* [Supplied material]:
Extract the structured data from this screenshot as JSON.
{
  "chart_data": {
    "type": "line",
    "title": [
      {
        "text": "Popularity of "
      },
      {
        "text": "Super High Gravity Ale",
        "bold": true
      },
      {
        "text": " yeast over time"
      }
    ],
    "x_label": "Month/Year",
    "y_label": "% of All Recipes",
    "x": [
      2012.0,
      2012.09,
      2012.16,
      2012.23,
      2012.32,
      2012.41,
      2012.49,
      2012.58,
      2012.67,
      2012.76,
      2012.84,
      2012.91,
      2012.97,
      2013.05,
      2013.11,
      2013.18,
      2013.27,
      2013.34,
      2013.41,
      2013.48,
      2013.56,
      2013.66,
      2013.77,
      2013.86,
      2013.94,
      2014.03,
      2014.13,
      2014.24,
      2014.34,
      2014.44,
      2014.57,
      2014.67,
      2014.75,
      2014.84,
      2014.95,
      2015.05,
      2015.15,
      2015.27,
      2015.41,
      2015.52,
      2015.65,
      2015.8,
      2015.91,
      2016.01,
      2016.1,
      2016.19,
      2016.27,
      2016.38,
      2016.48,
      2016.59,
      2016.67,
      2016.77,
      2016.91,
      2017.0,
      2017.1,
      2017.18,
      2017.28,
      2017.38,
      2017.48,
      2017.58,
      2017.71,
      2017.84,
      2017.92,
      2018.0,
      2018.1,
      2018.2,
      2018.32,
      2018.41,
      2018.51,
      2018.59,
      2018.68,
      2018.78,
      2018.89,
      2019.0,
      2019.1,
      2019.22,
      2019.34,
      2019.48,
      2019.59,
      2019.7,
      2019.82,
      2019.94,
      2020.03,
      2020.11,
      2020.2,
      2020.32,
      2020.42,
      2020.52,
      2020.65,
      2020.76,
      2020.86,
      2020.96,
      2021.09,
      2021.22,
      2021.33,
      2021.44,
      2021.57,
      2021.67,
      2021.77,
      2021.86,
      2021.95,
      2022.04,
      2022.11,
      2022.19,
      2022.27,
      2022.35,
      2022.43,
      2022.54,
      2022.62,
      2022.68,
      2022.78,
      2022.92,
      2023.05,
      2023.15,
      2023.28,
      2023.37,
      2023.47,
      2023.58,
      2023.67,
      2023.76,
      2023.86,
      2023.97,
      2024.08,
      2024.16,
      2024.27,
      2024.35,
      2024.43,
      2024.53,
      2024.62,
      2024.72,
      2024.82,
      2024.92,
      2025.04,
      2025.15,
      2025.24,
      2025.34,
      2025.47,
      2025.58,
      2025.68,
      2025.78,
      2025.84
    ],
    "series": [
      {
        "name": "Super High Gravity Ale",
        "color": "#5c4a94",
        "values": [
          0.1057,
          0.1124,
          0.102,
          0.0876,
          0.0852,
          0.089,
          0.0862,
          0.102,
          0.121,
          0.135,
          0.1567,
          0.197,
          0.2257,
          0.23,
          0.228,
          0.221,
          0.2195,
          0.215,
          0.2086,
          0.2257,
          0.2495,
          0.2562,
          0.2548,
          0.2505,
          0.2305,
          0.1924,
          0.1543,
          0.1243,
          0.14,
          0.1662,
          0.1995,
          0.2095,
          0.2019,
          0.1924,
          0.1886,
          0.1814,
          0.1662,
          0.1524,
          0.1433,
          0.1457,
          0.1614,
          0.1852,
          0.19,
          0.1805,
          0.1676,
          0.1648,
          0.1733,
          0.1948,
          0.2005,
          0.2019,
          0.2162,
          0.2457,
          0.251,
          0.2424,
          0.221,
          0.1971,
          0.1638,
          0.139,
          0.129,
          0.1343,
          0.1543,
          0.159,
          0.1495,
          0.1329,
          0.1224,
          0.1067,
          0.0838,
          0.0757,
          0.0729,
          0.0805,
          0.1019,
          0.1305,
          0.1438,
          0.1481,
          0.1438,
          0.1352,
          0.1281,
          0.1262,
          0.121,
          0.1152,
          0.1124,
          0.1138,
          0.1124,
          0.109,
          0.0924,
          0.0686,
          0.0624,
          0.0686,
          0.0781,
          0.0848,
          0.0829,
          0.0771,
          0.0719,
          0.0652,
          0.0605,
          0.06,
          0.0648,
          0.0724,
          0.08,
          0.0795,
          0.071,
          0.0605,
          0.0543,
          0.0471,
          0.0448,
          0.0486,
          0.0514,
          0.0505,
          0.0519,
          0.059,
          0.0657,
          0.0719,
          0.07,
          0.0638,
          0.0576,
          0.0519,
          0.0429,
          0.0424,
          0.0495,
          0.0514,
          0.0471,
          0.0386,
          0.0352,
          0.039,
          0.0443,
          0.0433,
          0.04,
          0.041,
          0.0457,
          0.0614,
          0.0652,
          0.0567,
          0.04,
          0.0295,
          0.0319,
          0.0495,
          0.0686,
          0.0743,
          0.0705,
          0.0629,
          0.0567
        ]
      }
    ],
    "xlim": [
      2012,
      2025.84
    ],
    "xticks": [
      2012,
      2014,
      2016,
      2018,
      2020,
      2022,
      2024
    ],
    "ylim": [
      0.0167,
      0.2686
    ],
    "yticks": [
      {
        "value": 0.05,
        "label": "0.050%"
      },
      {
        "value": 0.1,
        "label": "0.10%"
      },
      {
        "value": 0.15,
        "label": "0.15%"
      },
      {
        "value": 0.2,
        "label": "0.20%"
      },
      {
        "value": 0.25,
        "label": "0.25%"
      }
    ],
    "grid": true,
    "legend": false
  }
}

* [Description of the task]:
Give the entries once more, exactly as they appear.

* [Answer to the task]:
Extract the structured data from this screenshot as JSON.
{
  "chart_data": {
    "type": "line",
    "title": [
      {
        "text": "Popularity of "
      },
      {
        "text": "Super High Gravity Ale",
        "bold": true
      },
      {
        "text": " yeast over time"
      }
    ],
    "x_label": "Month/Year",
    "y_label": "% of All Recipes",
    "x": [
      2012.0,
      2012.09,
      2012.16,
      2012.23,
      2012.32,
      2012.41,
      2012.49,
      2012.58,
      2012.67,
      2012.76,
      2012.84,
      2012.91,
      2012.97,
      2013.05,
      2013.11,
      2013.18,
      2013.27,
      2013.34,
      2013.41,
      2013.48,
      2013.56,
      2013.66,
      2013.77,
      2013.86,
      2013.94,
      2014.03,
      2014.13,
      2014.24,
      2014.34,
      2014.44,
      2014.57,
      2014.67,
      2014.75,
      2014.84,
      2014.95,
      2015.05,
      2015.15,
      2015.27,
      2015.41,
      2015.52,
      2015.65,
      2015.8,
      2015.91,
      2016.01,
      2016.1,
      2016.19,
      2016.27,
      2016.38,
      2016.48,
      2016.59,
      2016.67,
      2016.77,
      2016.91,
      2017.0,
      2017.1,
      2017.18,
      2017.28,
      2017.38,
      2017.48,
      2017.58,
      2017.71,
      2017.84,
      2017.92,
      2018.0,
      2018.1,
      2018.2,
      2018.32,
      2018.41,
      2018.51,
      2018.59,
      2018.68,
      2018.78,
      2018.89,
      2019.0,
      2019.1,
      2019.22,
      2019.34,
      2019.48,
      2019.59,
      2019.7,
      2019.82,
      2019.94,
      2020.03,
      2020.11,
      2020.2,
      2020.32,
      2020.42,
      2020.52,
      2020.65,
      2020.76,
      2020.86,
      2020.96,
      2021.09,
      2021.22,
      2021.33,
      2021.44,
      2021.57,
      2021.67,
      2021.77,
      2021.86,
      2021.95,
      2022.04,
      2022.11,
      2022.19,
      2022.27,
      2022.35,
      2022.43,
      2022.54,
      2022.62,
      2022.68,
      2022.78,
      2022.92,
      2023.05,
      2023.15,
      2023.28,
      2023.37,
      2023.47,
      2023.58,
      2023.67,
      2023.76,
      2023.86,
      2023.97,
      2024.08,
      2024.16,
      2024.27,
      2024.35,
      2024.43,
      2024.53,
      2024.62,
      2024.72,
      2024.82,
      2024.92,
      2025.04,
      2025.15,
      2025.24,
      2025.34,
      2025.47,
      2025.58,
      2025.68,
      2025.78,
      2025.84
    ],
    "series": [
      {
        "name": "Super High Gravity Ale",
        "color": "#5c4a94",
        "values": [
          0.1057,
          0.1124,
          0.102,
          0.0876,
          0.0852,
          0.089,
          0.0862,
          0.102,
          0.121,
          0.135,
          0.1567,
          0.197,
          0.2257,
          0.23,
          0.228,
          0.221,
          0.2195,
          0.215,
          0.2086,
          0.2257,
          0.2495,
          0.2562,
          0.2548,
          0.2505,
          0.2305,
          0.1924,
          0.1543,
          0.1243,
          0.14,
          0.1662,
          0.1995,
          0.2095,
          0.2019,
          0.1924,
          0.1886,
          0.1814,
          0.1662,
          0.1524,
          0.1433,
          0.1457,
          0.1614,
          0.1852,
          0.19,
          0.1805,
          0.1676,
          0.1648,
          0.1733,
          0.1948,
          0.2005,
          0.2019,
          0.2162,
          0.2457,
          0.251,
          0.2424,
          0.221,
          0.1971,
          0.1638,
          0.139,
          0.129,
          0.1343,
          0.1543,
          0.159,
          0.1495,
          0.1329,
          0.1224,
          0.1067,
          0.0838,
          0.0757,
          0.0729,
          0.0805,
          0.1019,
          0.1305,
          0.1438,
          0.1481,
          0.1438,
          0.1352,
          0.1281,
          0.1262,
          0.121,
          0.1152,
          0.1124,
          0.1138,
          0.1124,
          0.109,
          0.0924,
          0.0686,
          0.0624,
          0.0686,
          0.0781,
          0.0848,
          0.0829,
          0.0771,
          0.0719,
          0.0652,
          0.0605,
          0.06,
          0.0648,
          0.0724,
          0.08,
          0.0795,
          0.071,
          0.0605,
          0.0543,
          0.0471,
          0.0448,
          0.0486,
          0.0514,
          0.0505,
          0.0519,
          0.059,
          0.0657,
          0.0719,
          0.07,
          0.0638,
          0.0576,
          0.0519,
          0.0429,
          0.0424,
          0.0495,
          0.0514,
          0.0471,
          0.0386,
          0.0352,
          0.039,
          0.0443,
          0.0433,
          0.04,
          0.041,
          0.0457,
          0.0614,
          0.0652,
          0.0567,
          0.04,
          0.0295,
          0.0319,
          0.0495,
          0.0686,
          0.0743,
          0.0705,
          0.0629,
          0.0567
        ]
      }
    ],
    "xlim": [
      2012,
      2025.84
    ],
    "xticks": [
      2012,
      2014,
      2016,
      2018,
      2020,
      2022,
      2024
    ],
    "ylim": [
      0.0167,
      0.2686
    ],
    "yticks": [
      {
        "value": 0.05,
        "label": "0.050%"
      },
      {
        "value": 0.1,
        "label": "0.10%"
      },
      {
        "value": 0.15,
        "label": "0.15%"
      },
      {
        "value": 0.2,
        "label": "0.20%"
      },
      {
        "value": 0.25,
        "label": "0.25%"
      }
    ],
    "grid": true,
    "legend": false
  }
}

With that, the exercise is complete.